**Given exercise**
The line containing "Convert this document image to plain text." marks where to begin; quote it and every line after it through the end of the data, exactly as written.
****************************************
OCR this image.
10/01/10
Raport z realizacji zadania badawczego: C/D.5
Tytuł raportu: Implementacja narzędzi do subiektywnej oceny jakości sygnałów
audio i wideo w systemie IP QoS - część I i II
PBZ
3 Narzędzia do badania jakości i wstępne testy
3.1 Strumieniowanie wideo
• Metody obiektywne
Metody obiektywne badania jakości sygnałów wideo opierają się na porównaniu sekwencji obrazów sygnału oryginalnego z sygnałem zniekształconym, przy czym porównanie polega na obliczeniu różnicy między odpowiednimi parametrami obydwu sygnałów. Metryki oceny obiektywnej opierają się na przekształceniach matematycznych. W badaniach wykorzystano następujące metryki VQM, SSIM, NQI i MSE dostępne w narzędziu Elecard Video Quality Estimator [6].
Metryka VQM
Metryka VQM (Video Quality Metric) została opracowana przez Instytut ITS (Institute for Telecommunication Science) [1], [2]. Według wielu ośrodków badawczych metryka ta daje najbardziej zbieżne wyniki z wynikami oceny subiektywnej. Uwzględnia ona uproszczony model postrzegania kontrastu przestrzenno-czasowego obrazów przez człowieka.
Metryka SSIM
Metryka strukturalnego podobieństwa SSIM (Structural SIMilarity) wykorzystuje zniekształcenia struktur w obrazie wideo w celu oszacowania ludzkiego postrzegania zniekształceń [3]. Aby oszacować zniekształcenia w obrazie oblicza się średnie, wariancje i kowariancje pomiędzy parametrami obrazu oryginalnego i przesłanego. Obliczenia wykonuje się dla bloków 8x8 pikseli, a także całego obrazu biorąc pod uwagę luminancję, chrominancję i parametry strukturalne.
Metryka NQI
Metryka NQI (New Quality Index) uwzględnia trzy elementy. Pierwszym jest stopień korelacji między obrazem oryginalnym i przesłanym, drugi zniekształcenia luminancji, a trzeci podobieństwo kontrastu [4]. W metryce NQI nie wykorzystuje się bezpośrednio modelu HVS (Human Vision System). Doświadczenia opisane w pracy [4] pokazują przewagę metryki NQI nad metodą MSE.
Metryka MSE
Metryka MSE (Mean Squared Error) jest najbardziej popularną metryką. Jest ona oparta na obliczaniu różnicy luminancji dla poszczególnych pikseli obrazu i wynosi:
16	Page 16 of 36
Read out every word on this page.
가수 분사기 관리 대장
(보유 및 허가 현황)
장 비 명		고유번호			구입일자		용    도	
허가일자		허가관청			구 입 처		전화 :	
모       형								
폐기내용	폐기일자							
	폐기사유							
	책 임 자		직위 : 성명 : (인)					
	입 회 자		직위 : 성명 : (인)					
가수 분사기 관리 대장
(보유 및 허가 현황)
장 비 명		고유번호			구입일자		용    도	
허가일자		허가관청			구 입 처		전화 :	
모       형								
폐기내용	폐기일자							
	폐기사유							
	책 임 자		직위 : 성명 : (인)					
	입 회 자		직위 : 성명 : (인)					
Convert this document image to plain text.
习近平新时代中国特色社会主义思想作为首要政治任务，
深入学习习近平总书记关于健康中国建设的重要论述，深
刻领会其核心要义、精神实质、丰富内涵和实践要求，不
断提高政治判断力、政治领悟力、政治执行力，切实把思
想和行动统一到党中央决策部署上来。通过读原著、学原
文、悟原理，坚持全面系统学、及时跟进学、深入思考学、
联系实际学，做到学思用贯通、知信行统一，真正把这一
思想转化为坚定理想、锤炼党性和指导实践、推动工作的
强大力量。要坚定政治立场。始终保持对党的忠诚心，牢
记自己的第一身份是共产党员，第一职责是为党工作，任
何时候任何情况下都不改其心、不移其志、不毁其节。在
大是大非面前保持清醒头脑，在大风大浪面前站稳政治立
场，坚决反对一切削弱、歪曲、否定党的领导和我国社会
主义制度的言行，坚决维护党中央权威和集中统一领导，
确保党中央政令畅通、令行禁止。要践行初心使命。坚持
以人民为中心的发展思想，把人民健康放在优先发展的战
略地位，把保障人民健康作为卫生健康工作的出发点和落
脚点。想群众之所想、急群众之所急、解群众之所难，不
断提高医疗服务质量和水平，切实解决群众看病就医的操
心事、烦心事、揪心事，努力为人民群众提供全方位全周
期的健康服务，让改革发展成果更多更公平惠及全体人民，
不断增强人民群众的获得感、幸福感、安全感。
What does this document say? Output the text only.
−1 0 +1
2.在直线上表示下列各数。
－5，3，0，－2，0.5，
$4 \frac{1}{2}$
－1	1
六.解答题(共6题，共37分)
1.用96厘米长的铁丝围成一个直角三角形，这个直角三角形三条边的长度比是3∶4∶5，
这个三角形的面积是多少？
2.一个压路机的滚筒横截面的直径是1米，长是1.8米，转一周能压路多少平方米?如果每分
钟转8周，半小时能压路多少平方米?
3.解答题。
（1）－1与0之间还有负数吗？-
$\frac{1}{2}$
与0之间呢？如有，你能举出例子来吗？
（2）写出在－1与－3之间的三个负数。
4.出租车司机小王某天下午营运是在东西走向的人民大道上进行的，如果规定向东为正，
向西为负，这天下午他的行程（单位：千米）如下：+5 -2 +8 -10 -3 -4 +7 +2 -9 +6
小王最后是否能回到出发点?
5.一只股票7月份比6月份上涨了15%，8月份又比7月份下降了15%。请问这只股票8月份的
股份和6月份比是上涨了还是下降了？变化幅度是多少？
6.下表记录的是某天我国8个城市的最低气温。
****************************************
**Output**
Convert this document image to plain text.
习近平新时代中国特色社会主义思想作为首要政治任务，
深入学习习近平总书记关于健康中国建设的重要论述，深
刻领会其核心要义、精神实质、丰富内涵和实践要求，不
断提高政治判断力、政治领悟力、政治执行力，切实把思
想和行动统一到党中央决策部署上来。通过读原著、学原
文、悟原理，坚持全面系统学、及时跟进学、深入思考学、
联系实际学，做到学思用贯通、知信行统一，真正把这一
思想转化为坚定理想、锤炼党性和指导实践、推动工作的
强大力量。要坚定政治立场。始终保持对党的忠诚心，牢
记自己的第一身份是共产党员，第一职责是为党工作，任
何时候任何情况下都不改其心、不移其志、不毁其节。在
大是大非面前保持清醒头脑，在大风大浪面前站稳政治立
场，坚决反对一切削弱、歪曲、否定党的领导和我国社会
主义制度的言行，坚决维护党中央权威和集中统一领导，
确保党中央政令畅通、令行禁止。要践行初心使命。坚持
以人民为中心的发展思想，把人民健康放在优先发展的战
略地位，把保障人民健康作为卫生健康工作的出发点和落
脚点。想群众之所想、急群众之所急、解群众之所难，不
断提高医疗服务质量和水平，切实解决群众看病就医的操
心事、烦心事、揪心事，努力为人民群众提供全方位全周
期的健康服务，让改革发展成果更多更公平惠及全体人民，
不断增强人民群众的获得感、幸福感、安全感。
What does this document say? Output the text only.
−1 0 +1
2.在直线上表示下列各数。
－5，3，0，－2，0.5，
$4 \frac{1}{2}$
－1	1
六.解答题(共6题，共37分)
1.用96厘米长的铁丝围成一个直角三角形，这个直角三角形三条边的长度比是3∶4∶5，
这个三角形的面积是多少？
2.一个压路机的滚筒横截面的直径是1米，长是1.8米，转一周能压路多少平方米?如果每分
钟转8周，半小时能压路多少平方米?
3.解答题。
（1）－1与0之间还有负数吗？-
$\frac{1}{2}$
与0之间呢？如有，你能举出例子来吗？
（2）写出在－1与－3之间的三个负数。
4.出租车司机小王某天下午营运是在东西走向的人民大道上进行的，如果规定向东为正，
向西为负，这天下午他的行程（单位：千米）如下：+5 -2 +8 -10 -3 -4 +7 +2 -9 +6
小王最后是否能回到出发点?
5.一只股票7月份比6月份上涨了15%，8月份又比7月份下降了15%。请问这只股票8月份的
股份和6月份比是上涨了还是下降了？变化幅度是多少？
6.下表记录的是某天我国8个城市的最低气温。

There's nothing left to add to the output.